## start DATASET ENTRIES
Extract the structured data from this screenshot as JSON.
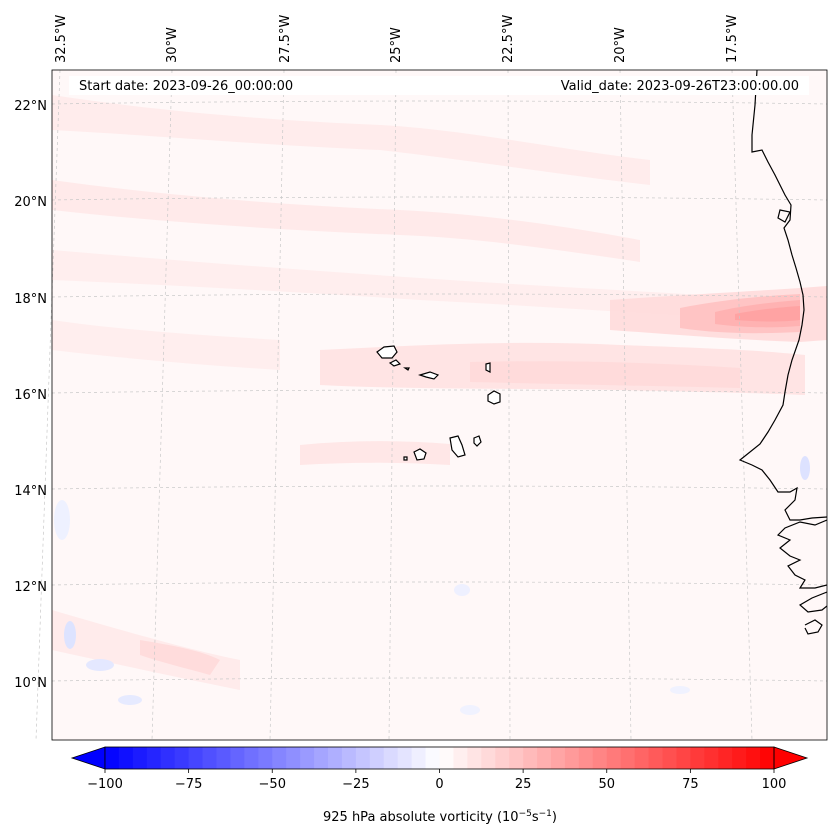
{
  "map": {
    "start_label": "Start date: 2023-09-26_00:00:00",
    "valid_label": "Valid_date: 2023-09-26T23:00:00.00",
    "lon_labels": [
      "32.5°W",
      "30°W",
      "27.5°W",
      "25°W",
      "22.5°W",
      "20°W",
      "17.5°W"
    ],
    "lat_labels": [
      "22°N",
      "20°N",
      "18°N",
      "16°N",
      "14°N",
      "12°N",
      "10°N"
    ],
    "islands": [
      "Santo Antão",
      "São Vicente",
      "Santa Luzia",
      "São Nicolau",
      "Sal",
      "Boa Vista",
      "Maio",
      "Santiago",
      "Fogo",
      "Brava"
    ]
  },
  "colorbar": {
    "label": "925 hPa absolute vorticity (10",
    "label_exp1": "−5",
    "label_unit": "s",
    "label_exp2": "−1",
    "label_close": ")",
    "min": -100,
    "max": 100,
    "levels": 48,
    "ticks": [
      "−100",
      "−75",
      "−50",
      "−25",
      "0",
      "25",
      "50",
      "75",
      "100"
    ],
    "colors": {
      "negative": "#0000ff",
      "zero": "#ffffff",
      "positive": "#ff0000"
    }
  }
}
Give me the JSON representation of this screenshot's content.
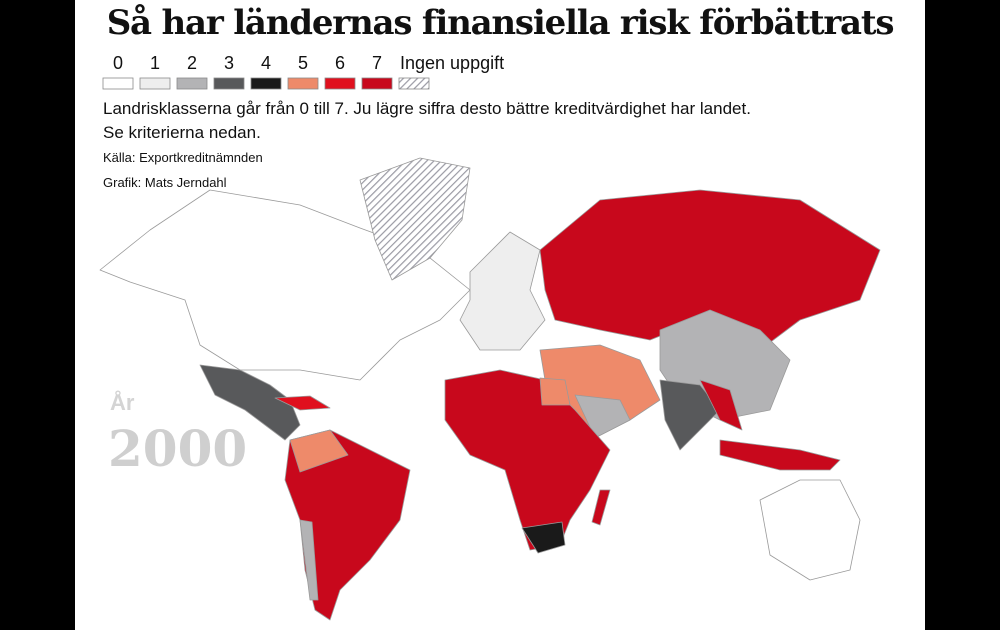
{
  "header": {
    "title": "Så har ländernas finansiella risk förbättrats",
    "description": [
      "Landrisklasserna går från 0 till 7. Ju lägre siffra desto bättre kreditvärdighet har landet.",
      "Se kriterierna nedan."
    ],
    "source": "Källa: Exportkreditnämnden",
    "credit": "Grafik: Mats Jerndahl"
  },
  "legend": [
    {
      "label": "0",
      "color": "#ffffff"
    },
    {
      "label": "1",
      "color": "#eeeeee"
    },
    {
      "label": "2",
      "color": "#b3b3b5"
    },
    {
      "label": "3",
      "color": "#58595b"
    },
    {
      "label": "4",
      "color": "#1a1a1a"
    },
    {
      "label": "5",
      "color": "#ee8a6a"
    },
    {
      "label": "6",
      "color": "#e0101e"
    },
    {
      "label": "7",
      "color": "#c8081c"
    },
    {
      "label": "Ingen uppgift",
      "color": "#9a9aa4",
      "pattern": "hatch"
    }
  ],
  "year": {
    "label": "År",
    "value": "2000"
  }
}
## end DATASET ENTRIES
*DIRECTION*.
Which lines in the data above contain "screenshot"? Show each one.

*TASK ANSWER*.
Extract the structured data from this screenshot as JSON.
Give me the JSON representation of this screenshot's content.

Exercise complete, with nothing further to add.